# [RECORDS FOR THE TASK]
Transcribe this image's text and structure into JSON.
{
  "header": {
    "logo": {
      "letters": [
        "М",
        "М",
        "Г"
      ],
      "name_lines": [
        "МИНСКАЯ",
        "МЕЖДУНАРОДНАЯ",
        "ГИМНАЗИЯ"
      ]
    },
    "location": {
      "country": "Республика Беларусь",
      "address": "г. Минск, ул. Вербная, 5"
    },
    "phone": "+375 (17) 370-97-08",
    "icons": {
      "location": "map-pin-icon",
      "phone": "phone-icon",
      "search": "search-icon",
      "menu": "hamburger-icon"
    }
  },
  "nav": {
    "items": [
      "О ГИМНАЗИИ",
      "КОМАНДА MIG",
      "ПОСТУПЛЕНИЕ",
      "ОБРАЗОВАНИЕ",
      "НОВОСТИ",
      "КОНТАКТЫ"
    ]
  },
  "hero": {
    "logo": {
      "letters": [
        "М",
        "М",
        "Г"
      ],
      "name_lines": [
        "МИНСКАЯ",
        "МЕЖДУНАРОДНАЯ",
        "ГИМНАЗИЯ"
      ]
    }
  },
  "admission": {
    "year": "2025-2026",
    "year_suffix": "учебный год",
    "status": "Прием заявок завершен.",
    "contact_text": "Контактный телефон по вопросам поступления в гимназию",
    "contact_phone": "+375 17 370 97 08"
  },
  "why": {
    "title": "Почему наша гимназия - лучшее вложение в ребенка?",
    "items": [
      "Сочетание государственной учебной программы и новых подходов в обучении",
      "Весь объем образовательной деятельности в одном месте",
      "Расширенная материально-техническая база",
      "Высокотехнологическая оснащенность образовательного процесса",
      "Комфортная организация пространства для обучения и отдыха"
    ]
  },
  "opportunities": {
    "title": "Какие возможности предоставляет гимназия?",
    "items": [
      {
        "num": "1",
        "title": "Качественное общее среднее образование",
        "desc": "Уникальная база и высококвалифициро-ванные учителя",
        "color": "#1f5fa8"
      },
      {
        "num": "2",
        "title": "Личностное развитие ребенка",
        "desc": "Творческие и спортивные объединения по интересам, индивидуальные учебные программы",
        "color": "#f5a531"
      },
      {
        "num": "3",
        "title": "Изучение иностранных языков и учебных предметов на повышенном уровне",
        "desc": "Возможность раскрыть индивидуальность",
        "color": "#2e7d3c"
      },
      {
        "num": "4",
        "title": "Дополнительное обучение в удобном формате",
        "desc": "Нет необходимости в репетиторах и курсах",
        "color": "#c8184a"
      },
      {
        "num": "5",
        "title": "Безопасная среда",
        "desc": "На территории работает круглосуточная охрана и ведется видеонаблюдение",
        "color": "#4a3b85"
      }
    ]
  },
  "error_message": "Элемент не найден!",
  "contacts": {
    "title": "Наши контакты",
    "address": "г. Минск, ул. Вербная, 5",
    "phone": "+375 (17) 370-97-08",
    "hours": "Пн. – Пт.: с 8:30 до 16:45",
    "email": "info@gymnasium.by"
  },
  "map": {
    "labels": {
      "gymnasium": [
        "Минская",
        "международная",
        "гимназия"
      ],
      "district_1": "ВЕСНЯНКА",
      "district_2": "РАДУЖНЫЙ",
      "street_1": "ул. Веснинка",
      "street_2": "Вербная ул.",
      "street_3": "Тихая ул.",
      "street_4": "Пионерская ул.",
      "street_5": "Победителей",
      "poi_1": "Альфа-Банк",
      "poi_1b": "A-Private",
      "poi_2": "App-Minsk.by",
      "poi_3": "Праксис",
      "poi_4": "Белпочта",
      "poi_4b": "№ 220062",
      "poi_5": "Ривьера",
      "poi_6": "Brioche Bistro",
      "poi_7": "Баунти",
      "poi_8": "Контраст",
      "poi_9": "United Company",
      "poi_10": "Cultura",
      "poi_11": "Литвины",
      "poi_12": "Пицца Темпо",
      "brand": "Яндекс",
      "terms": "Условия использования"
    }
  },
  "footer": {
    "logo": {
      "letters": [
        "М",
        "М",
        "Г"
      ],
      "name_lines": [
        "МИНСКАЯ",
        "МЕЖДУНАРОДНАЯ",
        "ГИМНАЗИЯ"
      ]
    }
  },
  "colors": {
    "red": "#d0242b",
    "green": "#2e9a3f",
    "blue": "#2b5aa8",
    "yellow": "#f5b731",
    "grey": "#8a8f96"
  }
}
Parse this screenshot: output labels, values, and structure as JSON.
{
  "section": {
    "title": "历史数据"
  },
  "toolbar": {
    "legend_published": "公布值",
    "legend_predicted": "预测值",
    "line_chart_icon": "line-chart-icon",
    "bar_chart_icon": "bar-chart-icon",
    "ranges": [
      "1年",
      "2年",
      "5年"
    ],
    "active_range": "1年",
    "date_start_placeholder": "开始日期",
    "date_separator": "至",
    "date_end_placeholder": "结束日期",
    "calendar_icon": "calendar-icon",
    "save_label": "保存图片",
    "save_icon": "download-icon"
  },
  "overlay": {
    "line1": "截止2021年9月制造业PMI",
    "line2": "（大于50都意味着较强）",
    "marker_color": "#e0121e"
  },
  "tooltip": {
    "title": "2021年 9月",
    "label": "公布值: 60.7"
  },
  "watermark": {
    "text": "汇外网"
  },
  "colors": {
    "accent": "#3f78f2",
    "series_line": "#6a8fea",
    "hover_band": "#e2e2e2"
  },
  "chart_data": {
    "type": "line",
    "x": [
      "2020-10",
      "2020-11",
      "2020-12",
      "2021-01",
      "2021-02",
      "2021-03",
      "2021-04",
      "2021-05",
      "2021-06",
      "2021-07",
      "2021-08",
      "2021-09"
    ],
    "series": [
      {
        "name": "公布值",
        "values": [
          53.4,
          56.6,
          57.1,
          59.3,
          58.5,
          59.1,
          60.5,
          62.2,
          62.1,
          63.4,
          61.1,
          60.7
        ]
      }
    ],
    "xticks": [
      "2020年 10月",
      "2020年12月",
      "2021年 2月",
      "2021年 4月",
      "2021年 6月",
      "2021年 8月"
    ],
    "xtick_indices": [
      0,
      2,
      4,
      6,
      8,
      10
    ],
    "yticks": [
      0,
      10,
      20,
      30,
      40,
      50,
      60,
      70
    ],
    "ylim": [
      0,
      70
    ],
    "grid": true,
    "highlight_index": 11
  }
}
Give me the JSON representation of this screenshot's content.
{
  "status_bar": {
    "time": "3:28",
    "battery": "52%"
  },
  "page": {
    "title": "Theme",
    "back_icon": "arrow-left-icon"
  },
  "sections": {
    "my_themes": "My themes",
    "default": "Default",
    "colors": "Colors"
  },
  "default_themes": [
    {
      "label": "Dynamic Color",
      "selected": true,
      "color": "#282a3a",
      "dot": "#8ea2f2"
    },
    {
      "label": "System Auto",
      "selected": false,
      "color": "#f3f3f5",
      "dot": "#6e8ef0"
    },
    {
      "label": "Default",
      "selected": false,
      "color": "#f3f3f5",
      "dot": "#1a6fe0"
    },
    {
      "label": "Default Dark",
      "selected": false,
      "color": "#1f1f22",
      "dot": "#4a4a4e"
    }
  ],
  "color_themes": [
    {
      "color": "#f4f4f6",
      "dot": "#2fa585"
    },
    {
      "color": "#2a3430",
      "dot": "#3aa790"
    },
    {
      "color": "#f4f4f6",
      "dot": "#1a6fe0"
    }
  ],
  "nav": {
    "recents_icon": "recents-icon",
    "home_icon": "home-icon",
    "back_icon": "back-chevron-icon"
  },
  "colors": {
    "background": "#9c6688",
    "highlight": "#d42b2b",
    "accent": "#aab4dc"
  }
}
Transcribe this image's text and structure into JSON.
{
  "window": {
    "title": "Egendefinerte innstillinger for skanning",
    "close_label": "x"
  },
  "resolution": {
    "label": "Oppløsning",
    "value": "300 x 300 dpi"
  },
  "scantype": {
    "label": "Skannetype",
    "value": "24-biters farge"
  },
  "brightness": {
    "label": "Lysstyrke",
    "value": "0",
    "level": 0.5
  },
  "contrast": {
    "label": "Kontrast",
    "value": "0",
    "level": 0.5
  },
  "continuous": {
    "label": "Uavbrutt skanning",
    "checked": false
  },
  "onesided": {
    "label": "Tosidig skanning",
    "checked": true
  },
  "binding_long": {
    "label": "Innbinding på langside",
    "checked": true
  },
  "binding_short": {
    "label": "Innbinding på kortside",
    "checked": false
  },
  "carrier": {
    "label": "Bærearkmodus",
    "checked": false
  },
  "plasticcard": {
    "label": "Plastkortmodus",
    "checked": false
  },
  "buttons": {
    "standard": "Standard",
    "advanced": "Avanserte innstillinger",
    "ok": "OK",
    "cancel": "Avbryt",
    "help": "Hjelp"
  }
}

# [OBJECTIVE]
Set out every line from the material that contains the string "skanning".

# [RESPONSE]
    "title": "Egendefinerte innstillinger for skanning",
    "label": "Uavbrutt skanning",
    "label": "Tosidig skanning",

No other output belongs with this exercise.